§ **Text to read**

Mailing List Archive

journalled data CFS understanding
I've been thinking about the issues with clustered journalled-data
file systems.

In GFS, the intent is to handle all pages in the file as versions of
the data represented by a generation number in the dinode. This
version will need to be a 64 bit value, as each write to a file could
potentially update the version.

In the event of a multiple failure, it is believed that replay of the
failed nodes can be done sequentially, independantly without merging
the logs. The belief is each log record can be compared to the
on-disk dinode version, and the data blocks in the log applied only if
needed. I think this works if, and only if -all- dirty blocks in a
file are flushed to disk before the block is transferred to another
node. A log flush alone will not suffice. This will have awkward
performance, as it effectively removes the efficacy of locking
individual blocks, and sending them individually.

Am I missing something?

Perhaps it is necessary to have a global dinode generation, and
then per-journal generations. This way, recovery can know that
the dinode is up to date to global generation X, but that the
data for this journal is only good through M.

-dB
Re: journalled data CFS understanding [ In reply to ]
On Thu, Jan 27, 2000 at 06:46:04PM -0800, David Brower wrote:
> In the event of a multiple failure, it is believed that replay of the
> failed nodes can be done sequentially, independantly without merging
> the logs. The belief is each log record can be compared to the
> on-disk dinode version, and the data blocks in the log applied only if
> needed. I think this works if, and only if -all- dirty blocks in a
> file are flushed to disk before the block is transferred to another
> node. A log flush alone will not suffice. This will have awkward
> performance, as it effectively removes the efficacy of locking
> individual blocks, and sending them individually.
>
> Am I missing something?

No, that's right.

In the current versions of GFS there is only one lock per inode, so all the
file's dirty blocks must be flushed to disk anyway.

Multiple locks per inode can't be easily done with Dlock. It's only just
recently (because of the Cluster Workshop) that we've been looking a DLM-style
locking interface in GFS. GFS has locking modules and that is enough to use
a DLM, but we're only just looking at changing the interface to really take
advantage of all its nifty properties.

It's possible to put a generation number in every block of metadata. Metadata
blocks in the same file, but with different locks, could be passed back and
forth without flushing the whole file. This fixes much of the problem.
(Expanding the generation number concept when doing data journaling isn't
something we've totally explored yet.)

There are a couple of reasons we haven't put a generation number in all the
metadata yet, though. The first is just the simple reason that it involves
a lot of code changes. We've been concentrating on getting the stuff we
already have to work.

§ **Task 1**
In the GFS mailing-list thread, how many locks per inode do the current versions of GFS use?
§ **Task 2**
Carry on the GFS mailing-list thread from its final sentence, writing the next part of the reply.

§ **Items**
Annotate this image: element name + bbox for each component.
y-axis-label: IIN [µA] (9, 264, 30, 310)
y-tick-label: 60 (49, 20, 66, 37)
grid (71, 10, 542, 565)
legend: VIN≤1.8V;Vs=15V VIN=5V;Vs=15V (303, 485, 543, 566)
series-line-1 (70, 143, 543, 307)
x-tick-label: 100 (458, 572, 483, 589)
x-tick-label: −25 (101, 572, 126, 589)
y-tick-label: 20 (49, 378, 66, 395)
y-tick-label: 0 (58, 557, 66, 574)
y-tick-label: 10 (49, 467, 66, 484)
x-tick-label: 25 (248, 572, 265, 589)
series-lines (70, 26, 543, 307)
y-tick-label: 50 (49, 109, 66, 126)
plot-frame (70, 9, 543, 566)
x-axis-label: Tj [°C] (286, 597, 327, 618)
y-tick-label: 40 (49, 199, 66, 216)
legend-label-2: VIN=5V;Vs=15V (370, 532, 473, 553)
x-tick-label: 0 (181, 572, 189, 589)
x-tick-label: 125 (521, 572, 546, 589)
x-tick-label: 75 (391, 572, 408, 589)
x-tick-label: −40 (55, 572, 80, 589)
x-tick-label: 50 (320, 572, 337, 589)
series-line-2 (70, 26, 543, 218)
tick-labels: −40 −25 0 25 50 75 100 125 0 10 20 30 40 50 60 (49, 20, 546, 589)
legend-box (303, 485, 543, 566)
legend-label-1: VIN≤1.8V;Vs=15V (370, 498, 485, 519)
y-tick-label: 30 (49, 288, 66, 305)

§ **Right answer 1**
Only one lock per inode.

§ **Right answer 2**
The bigger issue is that any piece of metadata that has a generation number
is fairly permanently stuck on disk. The problem is you can't deallocate,
say a indirect block with a generation number, and reuse it as a datablock
until all references to that indirect block are out of the active regions of
all journals in the cluster. As long a reference to that block is in any
client's active journal, it's possible that the generation number will be
needed to do recovery. Overwriting it with data could be bad.

Determining when the block is out of all machine's journals is a somewhat
difficult thing to do, so right now it's "once a generation number, always
a generation number". (Maybe we'll come up with a good way around this in
the future.)

So, making inodes persistant on the disk isn't too difficult a thing to do,
but it becomes more of a pain when *every* piece of metadata must be kept in
a list to be reused. (Again, it comes down to a lot of rewritten code.)
This might be something we do in the future, but we aren't planning on
doing it right now.

> Perhaps it is necessary to have a global dinode generation, and
> then per-journal generations. This way, recovery can know that
> the dinode is up to date to global generation X, but that the
> data for this journal is only good through M.

I don't see right off how this would work, but I'll think about it some more.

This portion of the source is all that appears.